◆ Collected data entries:

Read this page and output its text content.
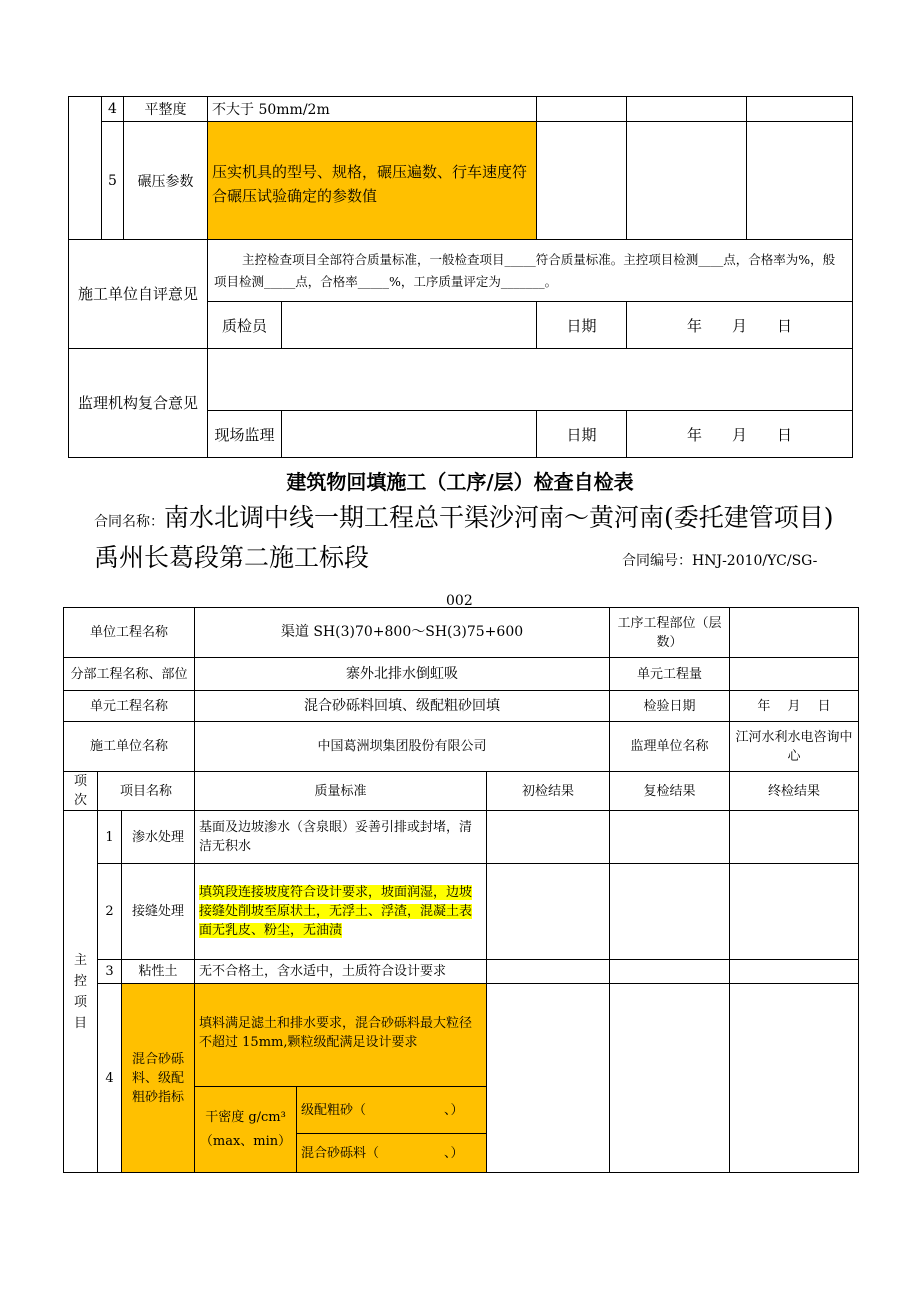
	4	平整度	不大于 50mm/2m				
	5	碾压参数	压实机具的型号、规格，碾压遍数、行车速度符合碾压试验确定的参数值				
施工单位自评意见			主控检查项目全部符合质量标准，一般检查项目_____符合质量标准。主控项目检测____点，合格率为%，般项目检测_____点，合格率_____%，工序质量评定为_______。				
			质检员		日期	年　　月　　日	
监理机构复合意见							
			现场监理		日期	年　　月　　日	
建筑物回填施工（工序/层）检查自检表
合同名称：南水北调中线一期工程总干渠沙河南～黄河南(委托建管项目)禹州长葛段第二施工标段	合同编号：HNJ-2010/YC/SG-
002
单位工程名称			渠道 SH(3)70+800～SH(3)75+600			工序工程部位（层数）	
分部工程名称、部位			寨外北排水倒虹吸			单元工程量	
单元工程名称			混合砂砾料回填、级配粗砂回填			检验日期	年　 月　 日
施工单位名称			中国葛洲坝集团股份有限公司			监理单位名称	江河水利水电咨询中心
项次	项目名称		质量标准		初检结果	复检结果	终检结果
主控项目	1	渗水处理	基面及边坡渗水（含泉眼）妥善引排或封堵，清洁无积水				
	2	接缝处理	填筑段连接坡度符合设计要求，坡面润湿，边坡接缝处削坡至原状土，无浮土、浮渣，混凝土表面无乳皮、粉尘，无油渍				
	3	粘性土	无不合格土，含水适中，土质符合设计要求				
	4	混合砂砾料、级配粗砂指标	填料满足滤土和排水要求，混合砂砾料最大粒径不超过 15mm,颗粒级配满足设计要求				
			干密度 g/cm³（max、min）	级配粗砂（　　　　　　、）			
				混合砂砾料（　　　　　、）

◆ The exercise: Transcribe the material exactly, leaving every picture out.

◆ Response:
Read this page and output its text content.
	4	平整度	不大于 50mm/2m				
	5	碾压参数	压实机具的型号、规格，碾压遍数、行车速度符合碾压试验确定的参数值				
施工单位自评意见			主控检查项目全部符合质量标准，一般检查项目_____符合质量标准。主控项目检测____点，合格率为%，般项目检测_____点，合格率_____%，工序质量评定为_______。				
			质检员		日期	年　　月　　日	
监理机构复合意见							
			现场监理		日期	年　　月　　日	
建筑物回填施工（工序/层）检查自检表
合同名称：南水北调中线一期工程总干渠沙河南～黄河南(委托建管项目)禹州长葛段第二施工标段	合同编号：HNJ-2010/YC/SG-
002
单位工程名称			渠道 SH(3)70+800～SH(3)75+600			工序工程部位（层数）	
分部工程名称、部位			寨外北排水倒虹吸			单元工程量	
单元工程名称			混合砂砾料回填、级配粗砂回填			检验日期	年　 月　 日
施工单位名称			中国葛洲坝集团股份有限公司			监理单位名称	江河水利水电咨询中心
项次	项目名称		质量标准		初检结果	复检结果	终检结果
主控项目	1	渗水处理	基面及边坡渗水（含泉眼）妥善引排或封堵，清洁无积水				
	2	接缝处理	填筑段连接坡度符合设计要求，坡面润湿，边坡接缝处削坡至原状土，无浮土、浮渣，混凝土表面无乳皮、粉尘，无油渍				
	3	粘性土	无不合格土，含水适中，土质符合设计要求				
	4	混合砂砾料、级配粗砂指标	填料满足滤土和排水要求，混合砂砾料最大粒径不超过 15mm,颗粒级配满足设计要求				
			干密度 g/cm³（max、min）	级配粗砂（　　　　　　、）			
				混合砂砾料（　　　　　、）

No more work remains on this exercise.